DATA SUPPLIED:
====

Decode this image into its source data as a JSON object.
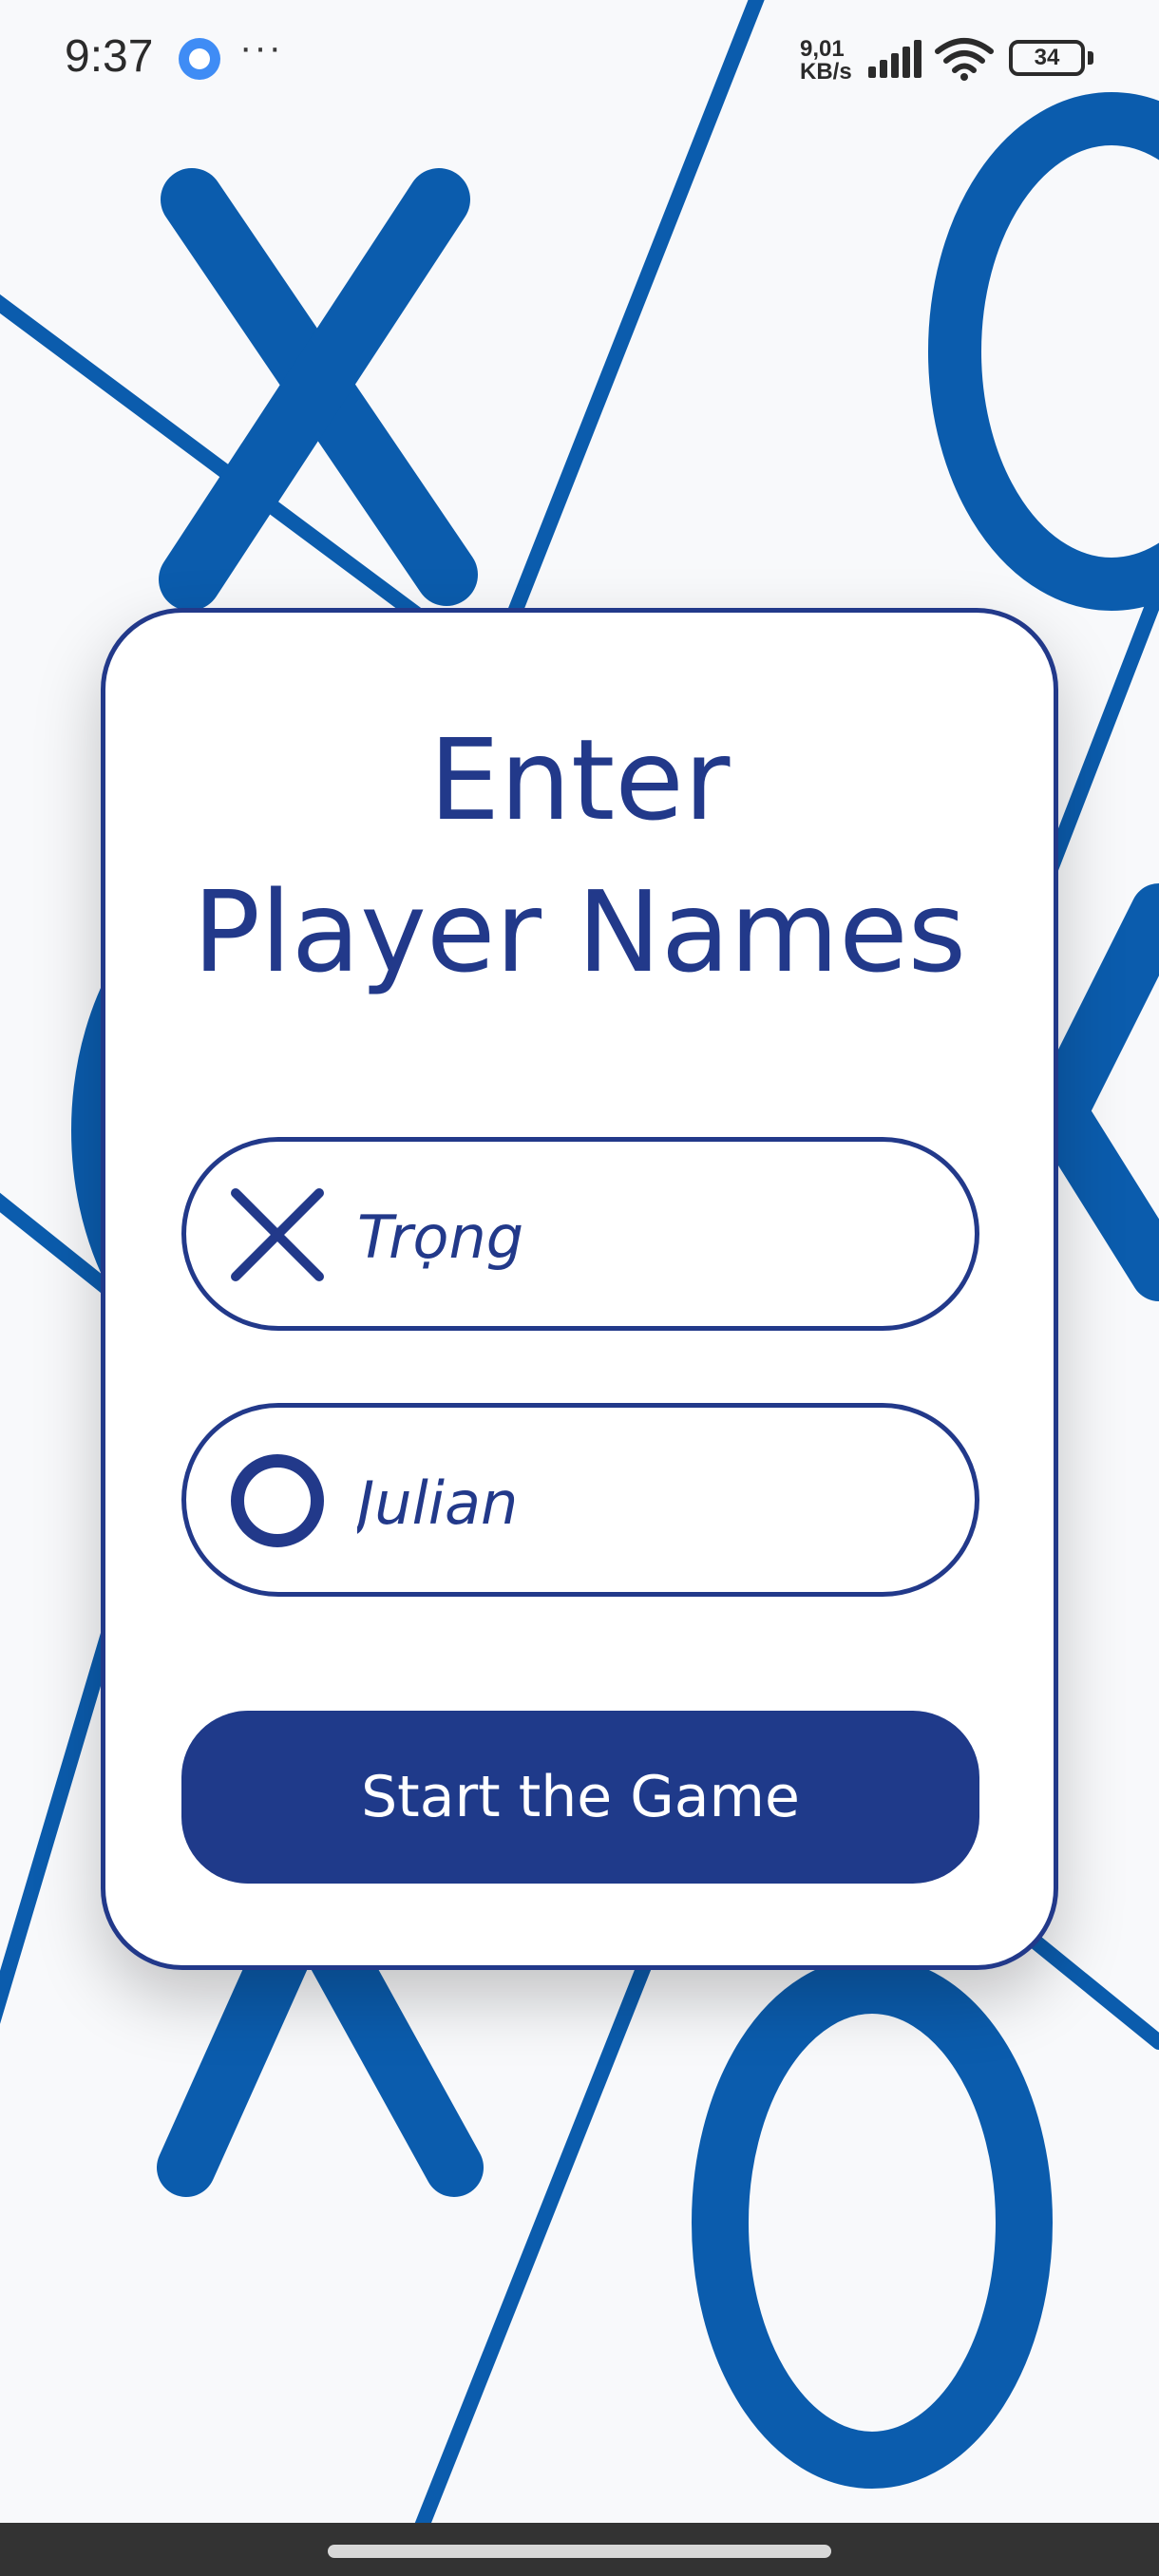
{
  "status_bar": {
    "time": "9:37",
    "more": "···",
    "speed_value": "9,01",
    "speed_unit": "KB/s",
    "battery": "34"
  },
  "card": {
    "title_line1": "Enter",
    "title_line2": "Player Names"
  },
  "players": [
    {
      "symbol": "x-icon",
      "name": "Trọng"
    },
    {
      "symbol": "o-icon",
      "name": "Julian"
    }
  ],
  "start_button": {
    "label": "Start the Game"
  },
  "colors": {
    "accent": "#22398a",
    "button": "#1f3a8a",
    "background_marks": "#0b5cad",
    "background": "#f8f9fb"
  }
}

====

From the listing above, print every entry precisely and drop the pictures.

Decode this image into its source data as a JSON object.
{
  "status_bar": {
    "time": "9:37",
    "more": "···",
    "speed_value": "9,01",
    "speed_unit": "KB/s",
    "battery": "34"
  },
  "card": {
    "title_line1": "Enter",
    "title_line2": "Player Names"
  },
  "players": [
    {
      "symbol": "x-icon",
      "name": "Trọng"
    },
    {
      "symbol": "o-icon",
      "name": "Julian"
    }
  ],
  "start_button": {
    "label": "Start the Game"
  },
  "colors": {
    "accent": "#22398a",
    "button": "#1f3a8a",
    "background_marks": "#0b5cad",
    "background": "#f8f9fb"
  }
}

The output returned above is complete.